_Work to be completed_.
Each record must be reproduced exactly as it is shown.

────────

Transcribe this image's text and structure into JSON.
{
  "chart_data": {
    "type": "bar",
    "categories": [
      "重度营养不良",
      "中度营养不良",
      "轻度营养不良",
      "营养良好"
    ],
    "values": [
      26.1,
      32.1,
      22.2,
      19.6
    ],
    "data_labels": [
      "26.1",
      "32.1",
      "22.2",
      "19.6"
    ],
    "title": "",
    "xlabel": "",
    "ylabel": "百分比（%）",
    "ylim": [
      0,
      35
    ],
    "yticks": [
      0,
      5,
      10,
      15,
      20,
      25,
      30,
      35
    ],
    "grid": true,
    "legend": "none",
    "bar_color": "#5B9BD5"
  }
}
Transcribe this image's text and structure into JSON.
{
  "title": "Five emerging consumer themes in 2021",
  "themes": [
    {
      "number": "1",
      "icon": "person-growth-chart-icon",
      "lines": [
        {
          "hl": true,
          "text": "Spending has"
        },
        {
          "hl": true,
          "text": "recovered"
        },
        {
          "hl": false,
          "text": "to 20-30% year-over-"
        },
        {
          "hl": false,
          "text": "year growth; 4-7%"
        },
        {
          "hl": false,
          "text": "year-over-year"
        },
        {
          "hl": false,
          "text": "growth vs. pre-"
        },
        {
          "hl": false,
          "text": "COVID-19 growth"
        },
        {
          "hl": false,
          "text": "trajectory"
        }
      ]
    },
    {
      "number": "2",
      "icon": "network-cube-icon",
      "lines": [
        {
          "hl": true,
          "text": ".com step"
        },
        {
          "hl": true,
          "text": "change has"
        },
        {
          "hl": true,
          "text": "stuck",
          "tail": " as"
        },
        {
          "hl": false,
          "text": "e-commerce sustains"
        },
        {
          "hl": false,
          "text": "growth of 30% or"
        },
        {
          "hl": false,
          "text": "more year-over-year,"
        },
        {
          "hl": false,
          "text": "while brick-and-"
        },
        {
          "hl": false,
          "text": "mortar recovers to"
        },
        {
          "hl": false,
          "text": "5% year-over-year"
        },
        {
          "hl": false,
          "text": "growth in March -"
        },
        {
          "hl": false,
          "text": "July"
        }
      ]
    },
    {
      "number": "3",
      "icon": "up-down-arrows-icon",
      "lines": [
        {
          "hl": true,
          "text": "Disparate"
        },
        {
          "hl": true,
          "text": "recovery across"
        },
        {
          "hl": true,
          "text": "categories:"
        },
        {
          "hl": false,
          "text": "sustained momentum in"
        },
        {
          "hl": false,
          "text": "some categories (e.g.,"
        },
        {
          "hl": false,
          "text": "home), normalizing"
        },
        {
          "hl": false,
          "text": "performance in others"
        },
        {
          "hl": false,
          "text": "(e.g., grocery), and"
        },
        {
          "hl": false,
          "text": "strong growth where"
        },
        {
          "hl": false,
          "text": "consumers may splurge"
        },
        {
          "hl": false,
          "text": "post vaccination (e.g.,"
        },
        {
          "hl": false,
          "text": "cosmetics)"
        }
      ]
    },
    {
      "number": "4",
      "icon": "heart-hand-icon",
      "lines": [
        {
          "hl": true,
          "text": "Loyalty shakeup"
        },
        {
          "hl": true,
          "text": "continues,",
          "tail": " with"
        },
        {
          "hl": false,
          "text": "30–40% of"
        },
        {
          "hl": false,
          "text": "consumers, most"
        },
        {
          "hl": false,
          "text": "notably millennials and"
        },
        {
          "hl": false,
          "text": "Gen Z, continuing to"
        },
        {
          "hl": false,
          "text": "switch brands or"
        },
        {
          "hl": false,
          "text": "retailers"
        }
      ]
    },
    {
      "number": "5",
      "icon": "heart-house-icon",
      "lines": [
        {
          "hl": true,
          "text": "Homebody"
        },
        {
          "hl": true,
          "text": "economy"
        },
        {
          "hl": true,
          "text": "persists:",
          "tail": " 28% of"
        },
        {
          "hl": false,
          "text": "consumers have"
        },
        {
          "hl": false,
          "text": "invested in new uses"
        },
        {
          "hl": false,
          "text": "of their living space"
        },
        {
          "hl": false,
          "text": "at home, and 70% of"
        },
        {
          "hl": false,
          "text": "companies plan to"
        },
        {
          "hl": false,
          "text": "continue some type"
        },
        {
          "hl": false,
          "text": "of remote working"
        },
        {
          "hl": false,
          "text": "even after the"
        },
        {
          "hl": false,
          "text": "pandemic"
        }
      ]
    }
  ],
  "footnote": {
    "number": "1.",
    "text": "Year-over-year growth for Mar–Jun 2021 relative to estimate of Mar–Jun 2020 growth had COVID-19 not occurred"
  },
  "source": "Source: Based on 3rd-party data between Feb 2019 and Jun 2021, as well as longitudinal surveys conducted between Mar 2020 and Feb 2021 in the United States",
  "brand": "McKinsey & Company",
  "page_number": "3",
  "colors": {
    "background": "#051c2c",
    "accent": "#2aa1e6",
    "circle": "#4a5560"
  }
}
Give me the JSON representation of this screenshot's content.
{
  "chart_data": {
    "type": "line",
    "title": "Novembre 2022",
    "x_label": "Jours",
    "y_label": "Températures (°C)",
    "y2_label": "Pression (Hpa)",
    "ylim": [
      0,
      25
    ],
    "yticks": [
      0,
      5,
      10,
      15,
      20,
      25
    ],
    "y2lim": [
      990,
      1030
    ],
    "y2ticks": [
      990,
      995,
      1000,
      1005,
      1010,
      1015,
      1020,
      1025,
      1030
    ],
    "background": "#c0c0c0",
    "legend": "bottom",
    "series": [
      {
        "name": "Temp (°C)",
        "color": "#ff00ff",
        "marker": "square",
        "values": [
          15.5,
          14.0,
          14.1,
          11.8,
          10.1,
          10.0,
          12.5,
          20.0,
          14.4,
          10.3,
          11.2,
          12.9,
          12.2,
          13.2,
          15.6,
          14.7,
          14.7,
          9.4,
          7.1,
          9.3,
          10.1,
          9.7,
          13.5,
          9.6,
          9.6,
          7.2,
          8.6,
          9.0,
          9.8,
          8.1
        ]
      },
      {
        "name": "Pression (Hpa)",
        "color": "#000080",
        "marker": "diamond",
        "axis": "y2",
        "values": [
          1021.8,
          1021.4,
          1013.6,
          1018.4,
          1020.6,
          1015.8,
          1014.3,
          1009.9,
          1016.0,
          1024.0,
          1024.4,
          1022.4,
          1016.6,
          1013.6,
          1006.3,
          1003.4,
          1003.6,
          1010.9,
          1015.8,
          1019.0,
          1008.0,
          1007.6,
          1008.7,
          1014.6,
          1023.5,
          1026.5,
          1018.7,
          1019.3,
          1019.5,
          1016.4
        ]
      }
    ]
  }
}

────────

_Response to the task_.
Transcribe this image's text and structure into JSON.
{
  "chart_data": {
    "type": "bar",
    "categories": [
      "重度营养不良",
      "中度营养不良",
      "轻度营养不良",
      "营养良好"
    ],
    "values": [
      26.1,
      32.1,
      22.2,
      19.6
    ],
    "data_labels": [
      "26.1",
      "32.1",
      "22.2",
      "19.6"
    ],
    "title": "",
    "xlabel": "",
    "ylabel": "百分比（%）",
    "ylim": [
      0,
      35
    ],
    "yticks": [
      0,
      5,
      10,
      15,
      20,
      25,
      30,
      35
    ],
    "grid": true,
    "legend": "none",
    "bar_color": "#5B9BD5"
  }
}
Transcribe this image's text and structure into JSON.
{
  "title": "Five emerging consumer themes in 2021",
  "themes": [
    {
      "number": "1",
      "icon": "person-growth-chart-icon",
      "lines": [
        {
          "hl": true,
          "text": "Spending has"
        },
        {
          "hl": true,
          "text": "recovered"
        },
        {
          "hl": false,
          "text": "to 20-30% year-over-"
        },
        {
          "hl": false,
          "text": "year growth; 4-7%"
        },
        {
          "hl": false,
          "text": "year-over-year"
        },
        {
          "hl": false,
          "text": "growth vs. pre-"
        },
        {
          "hl": false,
          "text": "COVID-19 growth"
        },
        {
          "hl": false,
          "text": "trajectory"
        }
      ]
    },
    {
      "number": "2",
      "icon": "network-cube-icon",
      "lines": [
        {
          "hl": true,
          "text": ".com step"
        },
        {
          "hl": true,
          "text": "change has"
        },
        {
          "hl": true,
          "text": "stuck",
          "tail": " as"
        },
        {
          "hl": false,
          "text": "e-commerce sustains"
        },
        {
          "hl": false,
          "text": "growth of 30% or"
        },
        {
          "hl": false,
          "text": "more year-over-year,"
        },
        {
          "hl": false,
          "text": "while brick-and-"
        },
        {
          "hl": false,
          "text": "mortar recovers to"
        },
        {
          "hl": false,
          "text": "5% year-over-year"
        },
        {
          "hl": false,
          "text": "growth in March -"
        },
        {
          "hl": false,
          "text": "July"
        }
      ]
    },
    {
      "number": "3",
      "icon": "up-down-arrows-icon",
      "lines": [
        {
          "hl": true,
          "text": "Disparate"
        },
        {
          "hl": true,
          "text": "recovery across"
        },
        {
          "hl": true,
          "text": "categories:"
        },
        {
          "hl": false,
          "text": "sustained momentum in"
        },
        {
          "hl": false,
          "text": "some categories (e.g.,"
        },
        {
          "hl": false,
          "text": "home), normalizing"
        },
        {
          "hl": false,
          "text": "performance in others"
        },
        {
          "hl": false,
          "text": "(e.g., grocery), and"
        },
        {
          "hl": false,
          "text": "strong growth where"
        },
        {
          "hl": false,
          "text": "consumers may splurge"
        },
        {
          "hl": false,
          "text": "post vaccination (e.g.,"
        },
        {
          "hl": false,
          "text": "cosmetics)"
        }
      ]
    },
    {
      "number": "4",
      "icon": "heart-hand-icon",
      "lines": [
        {
          "hl": true,
          "text": "Loyalty shakeup"
        },
        {
          "hl": true,
          "text": "continues,",
          "tail": " with"
        },
        {
          "hl": false,
          "text": "30–40% of"
        },
        {
          "hl": false,
          "text": "consumers, most"
        },
        {
          "hl": false,
          "text": "notably millennials and"
        },
        {
          "hl": false,
          "text": "Gen Z, continuing to"
        },
        {
          "hl": false,
          "text": "switch brands or"
        },
        {
          "hl": false,
          "text": "retailers"
        }
      ]
    },
    {
      "number": "5",
      "icon": "heart-house-icon",
      "lines": [
        {
          "hl": true,
          "text": "Homebody"
        },
        {
          "hl": true,
          "text": "economy"
        },
        {
          "hl": true,
          "text": "persists:",
          "tail": " 28% of"
        },
        {
          "hl": false,
          "text": "consumers have"
        },
        {
          "hl": false,
          "text": "invested in new uses"
        },
        {
          "hl": false,
          "text": "of their living space"
        },
        {
          "hl": false,
          "text": "at home, and 70% of"
        },
        {
          "hl": false,
          "text": "companies plan to"
        },
        {
          "hl": false,
          "text": "continue some type"
        },
        {
          "hl": false,
          "text": "of remote working"
        },
        {
          "hl": false,
          "text": "even after the"
        },
        {
          "hl": false,
          "text": "pandemic"
        }
      ]
    }
  ],
  "footnote": {
    "number": "1.",
    "text": "Year-over-year growth for Mar–Jun 2021 relative to estimate of Mar–Jun 2020 growth had COVID-19 not occurred"
  },
  "source": "Source: Based on 3rd-party data between Feb 2019 and Jun 2021, as well as longitudinal surveys conducted between Mar 2020 and Feb 2021 in the United States",
  "brand": "McKinsey & Company",
  "page_number": "3",
  "colors": {
    "background": "#051c2c",
    "accent": "#2aa1e6",
    "circle": "#4a5560"
  }
}
Give me the JSON representation of this screenshot's content.
{
  "chart_data": {
    "type": "line",
    "title": "Novembre 2022",
    "x_label": "Jours",
    "y_label": "Températures (°C)",
    "y2_label": "Pression (Hpa)",
    "ylim": [
      0,
      25
    ],
    "yticks": [
      0,
      5,
      10,
      15,
      20,
      25
    ],
    "y2lim": [
      990,
      1030
    ],
    "y2ticks": [
      990,
      995,
      1000,
      1005,
      1010,
      1015,
      1020,
      1025,
      1030
    ],
    "background": "#c0c0c0",
    "legend": "bottom",
    "series": [
      {
        "name": "Temp (°C)",
        "color": "#ff00ff",
        "marker": "square",
        "values": [
          15.5,
          14.0,
          14.1,
          11.8,
          10.1,
          10.0,
          12.5,
          20.0,
          14.4,
          10.3,
          11.2,
          12.9,
          12.2,
          13.2,
          15.6,
          14.7,
          14.7,
          9.4,
          7.1,
          9.3,
          10.1,
          9.7,
          13.5,
          9.6,
          9.6,
          7.2,
          8.6,
          9.0,
          9.8,
          8.1
        ]
      },
      {
        "name": "Pression (Hpa)",
        "color": "#000080",
        "marker": "diamond",
        "axis": "y2",
        "values": [
          1021.8,
          1021.4,
          1013.6,
          1018.4,
          1020.6,
          1015.8,
          1014.3,
          1009.9,
          1016.0,
          1024.0,
          1024.4,
          1022.4,
          1016.6,
          1013.6,
          1006.3,
          1003.4,
          1003.6,
          1010.9,
          1015.8,
          1019.0,
          1008.0,
          1007.6,
          1008.7,
          1014.6,
          1023.5,
          1026.5,
          1018.7,
          1019.3,
          1019.5,
          1016.4
        ]
      }
    ]
  }
}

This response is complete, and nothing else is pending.